Problem description - Your task is to transcribe all the entries exactly, excluding pictures.

— Begin Listed records —

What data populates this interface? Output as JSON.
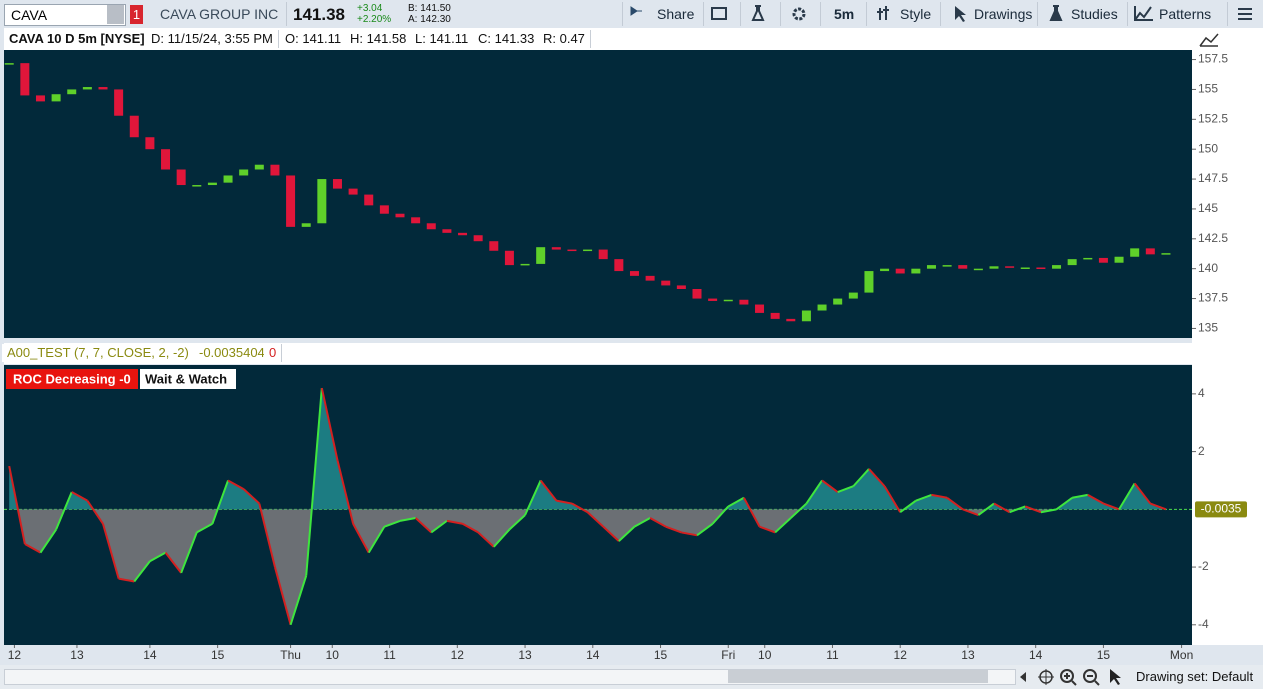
{
  "toolbar": {
    "symbol": "CAVA",
    "link": "1",
    "company": "CAVA GROUP INC",
    "last": "141.38",
    "change": "+3.04",
    "change_pct": "+2.20%",
    "bid": "B: 141.50",
    "ask": "A: 142.30",
    "buttons": [
      "Share",
      "5m",
      "Style",
      "Drawings",
      "Studies",
      "Patterns"
    ]
  },
  "info_bar": [
    "CAVA 10 D 5m [NYSE]",
    "D: 11/15/24, 3:55 PM",
    "O: 141.11",
    "H: 141.58",
    "L: 141.11",
    "C: 141.33",
    "R: 0.47"
  ],
  "study_header": {
    "name": "A00_TEST (7, 7, CLOSE, 2, -2)",
    "value": "-0.0035404",
    "signal": "0"
  },
  "study_labels": [
    "ROC Decreasing -0",
    "Wait & Watch"
  ],
  "footer": {
    "drawing_set": "Drawing set: Default"
  },
  "chart_data": [
    {
      "type": "candlestick",
      "color_up": "#5fd02a",
      "color_down": "#e0163a",
      "x": [
        0,
        3,
        6,
        9,
        12,
        15,
        18,
        21,
        24,
        27,
        30,
        33,
        36,
        39,
        42,
        45,
        48,
        51,
        54,
        57,
        60,
        63,
        66,
        69,
        72,
        75,
        78,
        81,
        84,
        87,
        90,
        93,
        96,
        99,
        102,
        105,
        108,
        111,
        114,
        117,
        120,
        123,
        126,
        129,
        132,
        135,
        138,
        141,
        144,
        147,
        150,
        153,
        156,
        159,
        162,
        165,
        168,
        171,
        174,
        177,
        180,
        183,
        186,
        189,
        192,
        195,
        198,
        201,
        204,
        207,
        210,
        213,
        216,
        219,
        222
      ],
      "values": [
        157.2,
        154.5,
        154.0,
        154.6,
        155.0,
        155.2,
        155.0,
        152.8,
        151.0,
        150.0,
        148.3,
        147.0,
        147.0,
        147.2,
        147.8,
        148.3,
        148.7,
        147.8,
        143.5,
        143.8,
        147.5,
        146.7,
        146.2,
        145.3,
        144.6,
        144.3,
        143.8,
        143.3,
        143.0,
        142.8,
        142.3,
        141.5,
        140.3,
        140.4,
        141.8,
        141.6,
        141.5,
        141.6,
        140.8,
        139.8,
        139.4,
        139.0,
        138.6,
        138.3,
        137.5,
        137.3,
        137.4,
        137.0,
        136.3,
        135.8,
        135.6,
        136.5,
        137.0,
        137.5,
        138.0,
        139.8,
        140.0,
        139.6,
        140.0,
        140.3,
        140.3,
        140.0,
        140.0,
        140.2,
        140.1,
        140.1,
        140.0,
        140.3,
        140.8,
        140.9,
        140.5,
        141.0,
        141.7,
        141.2,
        141.3
      ],
      "xlim": [
        -1,
        227
      ],
      "ylim": [
        134.2,
        158.3
      ],
      "yticks": [
        135,
        137.5,
        140,
        142.5,
        145,
        147.5,
        150,
        152.5,
        155,
        157.5
      ]
    },
    {
      "type": "area",
      "color_line_up": "#3ee63e",
      "color_line_down": "#d42020",
      "color_area_pos": "#1c7c82",
      "color_area_neg": "#6b6f74",
      "x": [
        0,
        3,
        6,
        9,
        12,
        15,
        18,
        21,
        24,
        27,
        30,
        33,
        36,
        39,
        42,
        45,
        48,
        51,
        54,
        57,
        60,
        63,
        66,
        69,
        72,
        75,
        78,
        81,
        84,
        87,
        90,
        93,
        96,
        99,
        102,
        105,
        108,
        111,
        114,
        117,
        120,
        123,
        126,
        129,
        132,
        135,
        138,
        141,
        144,
        147,
        150,
        153,
        156,
        159,
        162,
        165,
        168,
        171,
        174,
        177,
        180,
        183,
        186,
        189,
        192,
        195,
        198,
        201,
        204,
        207,
        210,
        213,
        216,
        219,
        222
      ],
      "values": [
        1.5,
        -1.2,
        -1.5,
        -0.7,
        0.6,
        0.3,
        -0.5,
        -2.4,
        -2.5,
        -1.8,
        -1.5,
        -2.2,
        -0.8,
        -0.5,
        1.0,
        0.7,
        0.2,
        -2.0,
        -4.0,
        -2.3,
        4.2,
        1.7,
        -0.5,
        -1.5,
        -0.6,
        -0.4,
        -0.3,
        -0.8,
        -0.4,
        -0.5,
        -0.8,
        -1.3,
        -0.7,
        -0.2,
        1.0,
        0.3,
        0.2,
        -0.1,
        -0.6,
        -1.1,
        -0.6,
        -0.3,
        -0.6,
        -0.8,
        -0.9,
        -0.5,
        0.1,
        0.4,
        -0.6,
        -0.8,
        -0.3,
        0.2,
        1.0,
        0.6,
        0.8,
        1.4,
        0.8,
        -0.1,
        0.3,
        0.5,
        0.4,
        0.0,
        -0.2,
        0.2,
        -0.1,
        0.1,
        -0.1,
        0.0,
        0.4,
        0.5,
        0.2,
        0.0,
        0.9,
        0.2,
        0.0
      ],
      "current_value": -0.0035,
      "xlim": [
        -1,
        227
      ],
      "ylim": [
        -4.7,
        5.0
      ],
      "yticks": [
        -4,
        -2,
        2,
        4
      ],
      "xticks": [
        {
          "value": 1,
          "label": "12"
        },
        {
          "value": 13,
          "label": "13"
        },
        {
          "value": 27,
          "label": "14"
        },
        {
          "value": 40,
          "label": "15"
        },
        {
          "value": 54,
          "label": "Thu"
        },
        {
          "value": 62,
          "label": "10"
        },
        {
          "value": 73,
          "label": "11"
        },
        {
          "value": 86,
          "label": "12"
        },
        {
          "value": 99,
          "label": "13"
        },
        {
          "value": 112,
          "label": "14"
        },
        {
          "value": 125,
          "label": "15"
        },
        {
          "value": 138,
          "label": "Fri"
        },
        {
          "value": 145,
          "label": "10"
        },
        {
          "value": 158,
          "label": "11"
        },
        {
          "value": 171,
          "label": "12"
        },
        {
          "value": 184,
          "label": "13"
        },
        {
          "value": 197,
          "label": "14"
        },
        {
          "value": 210,
          "label": "15"
        },
        {
          "value": 225,
          "label": "Mon"
        }
      ]
    }
  ]
}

— End Listed records —

Completed task -
What data populates this interface? Output as JSON.
{
  "toolbar": {
    "symbol": "CAVA",
    "link": "1",
    "company": "CAVA GROUP INC",
    "last": "141.38",
    "change": "+3.04",
    "change_pct": "+2.20%",
    "bid": "B: 141.50",
    "ask": "A: 142.30",
    "buttons": [
      "Share",
      "5m",
      "Style",
      "Drawings",
      "Studies",
      "Patterns"
    ]
  },
  "info_bar": [
    "CAVA 10 D 5m [NYSE]",
    "D: 11/15/24, 3:55 PM",
    "O: 141.11",
    "H: 141.58",
    "L: 141.11",
    "C: 141.33",
    "R: 0.47"
  ],
  "study_header": {
    "name": "A00_TEST (7, 7, CLOSE, 2, -2)",
    "value": "-0.0035404",
    "signal": "0"
  },
  "study_labels": [
    "ROC Decreasing -0",
    "Wait & Watch"
  ],
  "footer": {
    "drawing_set": "Drawing set: Default"
  },
  "chart_data": [
    {
      "type": "candlestick",
      "color_up": "#5fd02a",
      "color_down": "#e0163a",
      "x": [
        0,
        3,
        6,
        9,
        12,
        15,
        18,
        21,
        24,
        27,
        30,
        33,
        36,
        39,
        42,
        45,
        48,
        51,
        54,
        57,
        60,
        63,
        66,
        69,
        72,
        75,
        78,
        81,
        84,
        87,
        90,
        93,
        96,
        99,
        102,
        105,
        108,
        111,
        114,
        117,
        120,
        123,
        126,
        129,
        132,
        135,
        138,
        141,
        144,
        147,
        150,
        153,
        156,
        159,
        162,
        165,
        168,
        171,
        174,
        177,
        180,
        183,
        186,
        189,
        192,
        195,
        198,
        201,
        204,
        207,
        210,
        213,
        216,
        219,
        222
      ],
      "values": [
        157.2,
        154.5,
        154.0,
        154.6,
        155.0,
        155.2,
        155.0,
        152.8,
        151.0,
        150.0,
        148.3,
        147.0,
        147.0,
        147.2,
        147.8,
        148.3,
        148.7,
        147.8,
        143.5,
        143.8,
        147.5,
        146.7,
        146.2,
        145.3,
        144.6,
        144.3,
        143.8,
        143.3,
        143.0,
        142.8,
        142.3,
        141.5,
        140.3,
        140.4,
        141.8,
        141.6,
        141.5,
        141.6,
        140.8,
        139.8,
        139.4,
        139.0,
        138.6,
        138.3,
        137.5,
        137.3,
        137.4,
        137.0,
        136.3,
        135.8,
        135.6,
        136.5,
        137.0,
        137.5,
        138.0,
        139.8,
        140.0,
        139.6,
        140.0,
        140.3,
        140.3,
        140.0,
        140.0,
        140.2,
        140.1,
        140.1,
        140.0,
        140.3,
        140.8,
        140.9,
        140.5,
        141.0,
        141.7,
        141.2,
        141.3
      ],
      "xlim": [
        -1,
        227
      ],
      "ylim": [
        134.2,
        158.3
      ],
      "yticks": [
        135,
        137.5,
        140,
        142.5,
        145,
        147.5,
        150,
        152.5,
        155,
        157.5
      ]
    },
    {
      "type": "area",
      "color_line_up": "#3ee63e",
      "color_line_down": "#d42020",
      "color_area_pos": "#1c7c82",
      "color_area_neg": "#6b6f74",
      "x": [
        0,
        3,
        6,
        9,
        12,
        15,
        18,
        21,
        24,
        27,
        30,
        33,
        36,
        39,
        42,
        45,
        48,
        51,
        54,
        57,
        60,
        63,
        66,
        69,
        72,
        75,
        78,
        81,
        84,
        87,
        90,
        93,
        96,
        99,
        102,
        105,
        108,
        111,
        114,
        117,
        120,
        123,
        126,
        129,
        132,
        135,
        138,
        141,
        144,
        147,
        150,
        153,
        156,
        159,
        162,
        165,
        168,
        171,
        174,
        177,
        180,
        183,
        186,
        189,
        192,
        195,
        198,
        201,
        204,
        207,
        210,
        213,
        216,
        219,
        222
      ],
      "values": [
        1.5,
        -1.2,
        -1.5,
        -0.7,
        0.6,
        0.3,
        -0.5,
        -2.4,
        -2.5,
        -1.8,
        -1.5,
        -2.2,
        -0.8,
        -0.5,
        1.0,
        0.7,
        0.2,
        -2.0,
        -4.0,
        -2.3,
        4.2,
        1.7,
        -0.5,
        -1.5,
        -0.6,
        -0.4,
        -0.3,
        -0.8,
        -0.4,
        -0.5,
        -0.8,
        -1.3,
        -0.7,
        -0.2,
        1.0,
        0.3,
        0.2,
        -0.1,
        -0.6,
        -1.1,
        -0.6,
        -0.3,
        -0.6,
        -0.8,
        -0.9,
        -0.5,
        0.1,
        0.4,
        -0.6,
        -0.8,
        -0.3,
        0.2,
        1.0,
        0.6,
        0.8,
        1.4,
        0.8,
        -0.1,
        0.3,
        0.5,
        0.4,
        0.0,
        -0.2,
        0.2,
        -0.1,
        0.1,
        -0.1,
        0.0,
        0.4,
        0.5,
        0.2,
        0.0,
        0.9,
        0.2,
        0.0
      ],
      "current_value": -0.0035,
      "xlim": [
        -1,
        227
      ],
      "ylim": [
        -4.7,
        5.0
      ],
      "yticks": [
        -4,
        -2,
        2,
        4
      ],
      "xticks": [
        {
          "value": 1,
          "label": "12"
        },
        {
          "value": 13,
          "label": "13"
        },
        {
          "value": 27,
          "label": "14"
        },
        {
          "value": 40,
          "label": "15"
        },
        {
          "value": 54,
          "label": "Thu"
        },
        {
          "value": 62,
          "label": "10"
        },
        {
          "value": 73,
          "label": "11"
        },
        {
          "value": 86,
          "label": "12"
        },
        {
          "value": 99,
          "label": "13"
        },
        {
          "value": 112,
          "label": "14"
        },
        {
          "value": 125,
          "label": "15"
        },
        {
          "value": 138,
          "label": "Fri"
        },
        {
          "value": 145,
          "label": "10"
        },
        {
          "value": 158,
          "label": "11"
        },
        {
          "value": 171,
          "label": "12"
        },
        {
          "value": 184,
          "label": "13"
        },
        {
          "value": 197,
          "label": "14"
        },
        {
          "value": 210,
          "label": "15"
        },
        {
          "value": 225,
          "label": "Mon"
        }
      ]
    }
  ]
}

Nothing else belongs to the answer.